WORK INSTRUCTIONS
Starting at the line with "Output the text content of this document.", transcribe each line through the final one, both included, and add nothing.

INPUT DATA
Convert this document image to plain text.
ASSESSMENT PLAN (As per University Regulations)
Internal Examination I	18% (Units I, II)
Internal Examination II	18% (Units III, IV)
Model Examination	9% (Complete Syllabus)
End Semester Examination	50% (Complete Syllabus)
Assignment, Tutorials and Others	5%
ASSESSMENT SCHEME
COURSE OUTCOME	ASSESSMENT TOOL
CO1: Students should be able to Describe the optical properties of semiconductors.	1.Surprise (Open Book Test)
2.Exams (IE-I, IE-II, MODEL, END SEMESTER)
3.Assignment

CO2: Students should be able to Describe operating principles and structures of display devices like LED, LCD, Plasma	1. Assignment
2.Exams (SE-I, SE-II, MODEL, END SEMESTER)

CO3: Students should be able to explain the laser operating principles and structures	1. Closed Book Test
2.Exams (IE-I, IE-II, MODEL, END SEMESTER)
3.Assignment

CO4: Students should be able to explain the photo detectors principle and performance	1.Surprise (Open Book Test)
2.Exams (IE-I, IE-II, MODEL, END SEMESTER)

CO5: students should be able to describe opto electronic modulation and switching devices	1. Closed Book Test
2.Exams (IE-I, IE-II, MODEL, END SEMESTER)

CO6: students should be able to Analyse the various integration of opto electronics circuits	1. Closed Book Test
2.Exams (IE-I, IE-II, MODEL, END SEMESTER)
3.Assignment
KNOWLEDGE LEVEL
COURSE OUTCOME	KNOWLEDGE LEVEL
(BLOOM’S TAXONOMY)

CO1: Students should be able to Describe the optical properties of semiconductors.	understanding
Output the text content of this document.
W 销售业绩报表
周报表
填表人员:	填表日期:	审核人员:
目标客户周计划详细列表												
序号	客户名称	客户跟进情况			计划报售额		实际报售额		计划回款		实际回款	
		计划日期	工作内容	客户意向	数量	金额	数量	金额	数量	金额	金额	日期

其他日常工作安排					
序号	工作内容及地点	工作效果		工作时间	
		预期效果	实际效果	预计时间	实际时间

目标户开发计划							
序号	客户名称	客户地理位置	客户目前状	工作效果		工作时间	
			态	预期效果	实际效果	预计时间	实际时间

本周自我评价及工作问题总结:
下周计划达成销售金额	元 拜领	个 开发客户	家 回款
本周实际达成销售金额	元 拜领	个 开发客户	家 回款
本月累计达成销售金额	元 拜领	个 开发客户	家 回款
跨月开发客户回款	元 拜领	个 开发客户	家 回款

RESPONSE TO THIS TASK
Output the text content of this document.
W 销售业绩报表
周报表
填表人员:	填表日期:	审核人员:
目标客户周计划详细列表												
序号	客户名称	客户跟进情况			计划报售额		实际报售额		计划回款		实际回款	
		计划日期	工作内容	客户意向	数量	金额	数量	金额	数量	金额	金额	日期

其他日常工作安排					
序号	工作内容及地点	工作效果		工作时间	
		预期效果	实际效果	预计时间	实际时间

目标户开发计划							
序号	客户名称	客户地理位置	客户目前状	工作效果		工作时间	
			态	预期效果	实际效果	预计时间	实际时间

本周自我评价及工作问题总结:
下周计划达成销售金额	元 拜领	个 开发客户	家 回款
本周实际达成销售金额	元 拜领	个 开发客户	家 回款
本月累计达成销售金额	元 拜领	个 开发客户	家 回款
跨月开发客户回款	元 拜领	个 开发客户	家 回款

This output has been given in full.